>> Start DATA SECTION

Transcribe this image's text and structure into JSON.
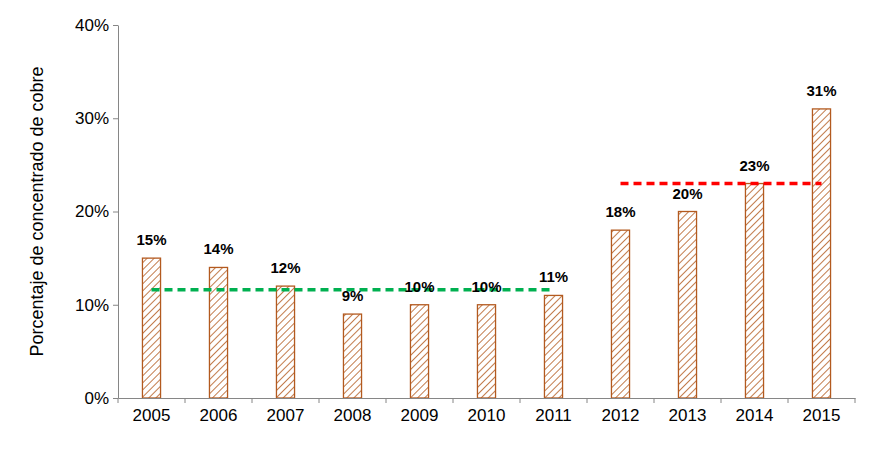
{
  "chart_data": {
    "type": "bar",
    "y_label": "Porcentaje de concentrado de cobre",
    "categories": [
      "2005",
      "2006",
      "2007",
      "2008",
      "2009",
      "2010",
      "2011",
      "2012",
      "2013",
      "2014",
      "2015"
    ],
    "values": [
      15,
      14,
      12,
      9,
      10,
      10,
      11,
      18,
      20,
      23,
      31
    ],
    "value_labels": [
      "15%",
      "14%",
      "12%",
      "9%",
      "10%",
      "10%",
      "11%",
      "18%",
      "20%",
      "23%",
      "31%"
    ],
    "color": "#b35a1f",
    "data_labels": true,
    "grid": false,
    "ylim": [
      0,
      40
    ],
    "yticks": [
      {
        "value": 0,
        "label": "0%"
      },
      {
        "value": 10,
        "label": "10%"
      },
      {
        "value": 20,
        "label": "20%"
      },
      {
        "value": 30,
        "label": "30%"
      },
      {
        "value": 40,
        "label": "40%"
      }
    ],
    "reference_lines": [
      {
        "value": 11.6,
        "from": "2005",
        "to": "2011",
        "color": "#00b050",
        "line_style": "dashed"
      },
      {
        "value": 23,
        "from": "2012",
        "to": "2015",
        "color": "#ff0000",
        "line_style": "dashed"
      }
    ]
  }
}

>> End DATA SECTION

SHORT PROBLEM
Leave the pictures out, and transcribe each of the records exactly.

WRITTEN ANSWER
Transcribe this image's text and structure into JSON.
{
  "chart_data": {
    "type": "bar",
    "y_label": "Porcentaje de concentrado de cobre",
    "categories": [
      "2005",
      "2006",
      "2007",
      "2008",
      "2009",
      "2010",
      "2011",
      "2012",
      "2013",
      "2014",
      "2015"
    ],
    "values": [
      15,
      14,
      12,
      9,
      10,
      10,
      11,
      18,
      20,
      23,
      31
    ],
    "value_labels": [
      "15%",
      "14%",
      "12%",
      "9%",
      "10%",
      "10%",
      "11%",
      "18%",
      "20%",
      "23%",
      "31%"
    ],
    "color": "#b35a1f",
    "data_labels": true,
    "grid": false,
    "ylim": [
      0,
      40
    ],
    "yticks": [
      {
        "value": 0,
        "label": "0%"
      },
      {
        "value": 10,
        "label": "10%"
      },
      {
        "value": 20,
        "label": "20%"
      },
      {
        "value": 30,
        "label": "30%"
      },
      {
        "value": 40,
        "label": "40%"
      }
    ],
    "reference_lines": [
      {
        "value": 11.6,
        "from": "2005",
        "to": "2011",
        "color": "#00b050",
        "line_style": "dashed"
      },
      {
        "value": 23,
        "from": "2012",
        "to": "2015",
        "color": "#ff0000",
        "line_style": "dashed"
      }
    ]
  }
}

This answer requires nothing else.